§ Stated problem:
Reproduce the items word for word, starting with the very first line and going on through the line with "273, 110, 287]", both of these lines included.

§ Supplied records:
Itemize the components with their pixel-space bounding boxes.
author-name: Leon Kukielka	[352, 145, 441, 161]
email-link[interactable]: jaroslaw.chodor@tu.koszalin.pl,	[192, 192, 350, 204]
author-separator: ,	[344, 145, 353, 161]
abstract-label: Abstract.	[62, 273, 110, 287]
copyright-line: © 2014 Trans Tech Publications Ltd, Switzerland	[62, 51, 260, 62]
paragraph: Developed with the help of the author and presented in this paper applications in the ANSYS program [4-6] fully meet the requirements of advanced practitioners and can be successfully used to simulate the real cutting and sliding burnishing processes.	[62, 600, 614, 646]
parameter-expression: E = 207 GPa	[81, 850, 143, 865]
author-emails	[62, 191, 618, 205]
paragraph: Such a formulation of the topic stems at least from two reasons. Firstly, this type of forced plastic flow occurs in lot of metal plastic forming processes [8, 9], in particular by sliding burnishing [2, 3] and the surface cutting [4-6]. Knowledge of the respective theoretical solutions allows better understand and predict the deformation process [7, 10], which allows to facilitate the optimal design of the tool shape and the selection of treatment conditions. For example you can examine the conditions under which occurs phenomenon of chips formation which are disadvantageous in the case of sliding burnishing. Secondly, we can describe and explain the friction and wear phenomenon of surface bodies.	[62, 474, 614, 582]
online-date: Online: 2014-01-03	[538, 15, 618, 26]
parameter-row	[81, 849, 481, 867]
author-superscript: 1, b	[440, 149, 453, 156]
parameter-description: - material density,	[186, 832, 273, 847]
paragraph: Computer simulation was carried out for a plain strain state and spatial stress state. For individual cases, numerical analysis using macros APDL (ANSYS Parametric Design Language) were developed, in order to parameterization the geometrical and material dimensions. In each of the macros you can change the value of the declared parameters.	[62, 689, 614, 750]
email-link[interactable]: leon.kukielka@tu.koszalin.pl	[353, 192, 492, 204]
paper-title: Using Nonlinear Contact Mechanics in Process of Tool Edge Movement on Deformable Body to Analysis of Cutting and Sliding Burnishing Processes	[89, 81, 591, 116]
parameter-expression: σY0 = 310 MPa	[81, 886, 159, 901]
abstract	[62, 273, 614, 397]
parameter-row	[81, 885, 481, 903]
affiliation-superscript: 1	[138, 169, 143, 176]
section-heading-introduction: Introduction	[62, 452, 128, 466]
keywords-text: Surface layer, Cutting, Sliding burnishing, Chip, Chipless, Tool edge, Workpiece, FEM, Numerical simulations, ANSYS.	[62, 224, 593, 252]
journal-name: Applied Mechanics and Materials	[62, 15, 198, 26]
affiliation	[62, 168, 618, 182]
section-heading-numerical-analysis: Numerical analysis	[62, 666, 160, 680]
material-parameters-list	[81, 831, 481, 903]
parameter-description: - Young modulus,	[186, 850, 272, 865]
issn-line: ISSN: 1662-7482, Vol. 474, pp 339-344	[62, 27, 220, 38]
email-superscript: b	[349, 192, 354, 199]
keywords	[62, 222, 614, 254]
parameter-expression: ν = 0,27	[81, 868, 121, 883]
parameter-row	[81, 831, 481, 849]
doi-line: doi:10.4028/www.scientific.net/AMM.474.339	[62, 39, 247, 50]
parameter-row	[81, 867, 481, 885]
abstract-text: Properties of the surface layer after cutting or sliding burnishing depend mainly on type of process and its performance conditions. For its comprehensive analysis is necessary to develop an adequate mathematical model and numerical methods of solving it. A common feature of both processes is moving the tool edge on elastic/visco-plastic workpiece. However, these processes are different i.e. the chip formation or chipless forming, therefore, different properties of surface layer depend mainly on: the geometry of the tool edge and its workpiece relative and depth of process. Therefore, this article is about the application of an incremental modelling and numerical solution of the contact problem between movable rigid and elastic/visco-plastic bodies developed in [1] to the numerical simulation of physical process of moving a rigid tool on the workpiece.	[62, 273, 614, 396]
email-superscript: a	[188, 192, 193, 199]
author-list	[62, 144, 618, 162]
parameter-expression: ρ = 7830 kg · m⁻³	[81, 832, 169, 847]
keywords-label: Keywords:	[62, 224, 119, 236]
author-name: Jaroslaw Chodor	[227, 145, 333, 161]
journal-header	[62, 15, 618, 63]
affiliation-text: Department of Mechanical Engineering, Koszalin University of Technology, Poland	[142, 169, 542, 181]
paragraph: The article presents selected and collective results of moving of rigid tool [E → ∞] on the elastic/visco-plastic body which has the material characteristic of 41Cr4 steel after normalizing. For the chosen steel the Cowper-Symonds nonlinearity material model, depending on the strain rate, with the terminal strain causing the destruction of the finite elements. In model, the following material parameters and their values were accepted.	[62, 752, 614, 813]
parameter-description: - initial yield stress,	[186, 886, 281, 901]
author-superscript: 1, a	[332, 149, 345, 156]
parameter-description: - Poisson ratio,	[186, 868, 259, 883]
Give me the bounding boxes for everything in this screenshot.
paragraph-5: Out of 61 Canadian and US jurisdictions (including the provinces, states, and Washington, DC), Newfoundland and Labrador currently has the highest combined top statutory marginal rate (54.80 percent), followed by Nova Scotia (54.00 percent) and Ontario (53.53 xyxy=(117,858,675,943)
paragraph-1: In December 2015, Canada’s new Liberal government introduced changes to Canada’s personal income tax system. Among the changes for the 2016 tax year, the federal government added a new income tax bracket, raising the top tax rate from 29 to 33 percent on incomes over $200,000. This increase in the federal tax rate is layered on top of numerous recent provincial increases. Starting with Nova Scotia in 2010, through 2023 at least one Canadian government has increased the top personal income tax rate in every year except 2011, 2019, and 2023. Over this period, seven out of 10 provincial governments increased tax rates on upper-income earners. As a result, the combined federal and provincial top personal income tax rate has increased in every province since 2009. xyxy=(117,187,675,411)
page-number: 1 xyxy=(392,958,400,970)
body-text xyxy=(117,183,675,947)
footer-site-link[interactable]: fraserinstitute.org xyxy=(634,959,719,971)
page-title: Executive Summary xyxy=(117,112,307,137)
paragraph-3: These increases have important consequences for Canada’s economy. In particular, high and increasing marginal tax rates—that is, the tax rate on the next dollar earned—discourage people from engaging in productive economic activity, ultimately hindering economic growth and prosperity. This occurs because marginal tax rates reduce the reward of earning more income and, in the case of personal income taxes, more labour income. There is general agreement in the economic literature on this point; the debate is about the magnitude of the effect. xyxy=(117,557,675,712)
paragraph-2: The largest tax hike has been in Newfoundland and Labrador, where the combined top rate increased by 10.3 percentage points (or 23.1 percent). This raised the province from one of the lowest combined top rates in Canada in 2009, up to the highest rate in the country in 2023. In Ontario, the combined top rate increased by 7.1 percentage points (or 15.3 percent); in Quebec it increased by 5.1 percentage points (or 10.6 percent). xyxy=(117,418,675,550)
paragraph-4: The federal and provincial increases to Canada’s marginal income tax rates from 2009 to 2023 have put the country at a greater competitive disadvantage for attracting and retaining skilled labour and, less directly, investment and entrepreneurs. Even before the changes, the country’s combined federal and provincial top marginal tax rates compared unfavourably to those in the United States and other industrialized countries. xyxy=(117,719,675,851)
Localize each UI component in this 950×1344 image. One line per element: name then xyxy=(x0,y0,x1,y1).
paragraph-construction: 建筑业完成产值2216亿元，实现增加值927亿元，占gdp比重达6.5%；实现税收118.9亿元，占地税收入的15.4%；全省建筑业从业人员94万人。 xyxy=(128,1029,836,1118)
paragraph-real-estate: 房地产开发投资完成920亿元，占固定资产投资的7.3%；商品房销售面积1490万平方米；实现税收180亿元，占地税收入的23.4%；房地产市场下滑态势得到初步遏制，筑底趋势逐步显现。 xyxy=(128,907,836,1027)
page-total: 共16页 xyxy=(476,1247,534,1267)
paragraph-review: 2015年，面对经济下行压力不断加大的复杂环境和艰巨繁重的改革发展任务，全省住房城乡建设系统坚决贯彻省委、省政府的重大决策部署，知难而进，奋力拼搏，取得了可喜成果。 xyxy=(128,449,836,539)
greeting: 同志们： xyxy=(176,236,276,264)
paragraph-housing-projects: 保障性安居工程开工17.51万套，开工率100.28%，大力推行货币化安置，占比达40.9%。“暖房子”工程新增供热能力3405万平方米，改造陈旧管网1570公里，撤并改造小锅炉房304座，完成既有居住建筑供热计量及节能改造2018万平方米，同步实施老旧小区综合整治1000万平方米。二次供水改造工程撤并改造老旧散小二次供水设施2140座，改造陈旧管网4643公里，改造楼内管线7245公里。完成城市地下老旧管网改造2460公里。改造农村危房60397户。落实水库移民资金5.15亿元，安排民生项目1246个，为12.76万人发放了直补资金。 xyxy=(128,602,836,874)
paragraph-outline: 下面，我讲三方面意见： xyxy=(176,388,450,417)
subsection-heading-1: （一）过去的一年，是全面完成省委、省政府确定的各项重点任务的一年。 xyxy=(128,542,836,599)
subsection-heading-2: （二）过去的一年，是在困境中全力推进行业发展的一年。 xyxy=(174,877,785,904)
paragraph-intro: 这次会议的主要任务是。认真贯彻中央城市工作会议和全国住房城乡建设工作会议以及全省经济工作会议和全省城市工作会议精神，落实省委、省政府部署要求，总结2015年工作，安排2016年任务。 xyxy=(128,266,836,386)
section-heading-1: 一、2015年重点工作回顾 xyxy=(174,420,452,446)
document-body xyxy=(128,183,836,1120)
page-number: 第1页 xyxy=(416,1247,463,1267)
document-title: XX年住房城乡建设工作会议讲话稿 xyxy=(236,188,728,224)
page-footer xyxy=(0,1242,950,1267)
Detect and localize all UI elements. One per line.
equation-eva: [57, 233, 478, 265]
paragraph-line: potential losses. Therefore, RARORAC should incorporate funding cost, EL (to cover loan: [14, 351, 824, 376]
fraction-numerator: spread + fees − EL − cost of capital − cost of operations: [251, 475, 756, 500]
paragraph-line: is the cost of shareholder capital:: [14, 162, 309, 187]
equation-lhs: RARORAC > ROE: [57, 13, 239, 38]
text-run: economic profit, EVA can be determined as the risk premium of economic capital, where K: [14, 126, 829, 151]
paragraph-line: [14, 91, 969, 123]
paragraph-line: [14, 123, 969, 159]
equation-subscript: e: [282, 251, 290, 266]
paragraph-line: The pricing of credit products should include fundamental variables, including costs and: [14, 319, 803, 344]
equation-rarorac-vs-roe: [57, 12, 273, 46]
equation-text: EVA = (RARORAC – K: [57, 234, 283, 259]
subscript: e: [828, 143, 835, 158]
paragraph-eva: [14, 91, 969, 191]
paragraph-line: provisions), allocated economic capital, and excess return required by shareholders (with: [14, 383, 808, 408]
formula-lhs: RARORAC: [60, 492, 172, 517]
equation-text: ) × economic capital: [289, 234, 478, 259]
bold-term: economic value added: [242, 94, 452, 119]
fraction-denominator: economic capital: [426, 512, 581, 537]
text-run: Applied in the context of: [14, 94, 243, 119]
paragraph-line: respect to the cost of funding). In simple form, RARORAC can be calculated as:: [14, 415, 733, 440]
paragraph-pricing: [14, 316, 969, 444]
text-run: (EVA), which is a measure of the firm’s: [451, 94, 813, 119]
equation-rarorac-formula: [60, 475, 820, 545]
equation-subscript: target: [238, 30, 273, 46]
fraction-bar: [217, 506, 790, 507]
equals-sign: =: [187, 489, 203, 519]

§ Full output:
Itemize the components with their pixel-space bounding boxes.
author-name: Leon Kukielka	[352, 145, 441, 161]
email-link[interactable]: jaroslaw.chodor@tu.koszalin.pl,	[192, 192, 350, 204]
author-separator: ,	[344, 145, 353, 161]
abstract-label: Abstract.	[62, 273, 110, 287]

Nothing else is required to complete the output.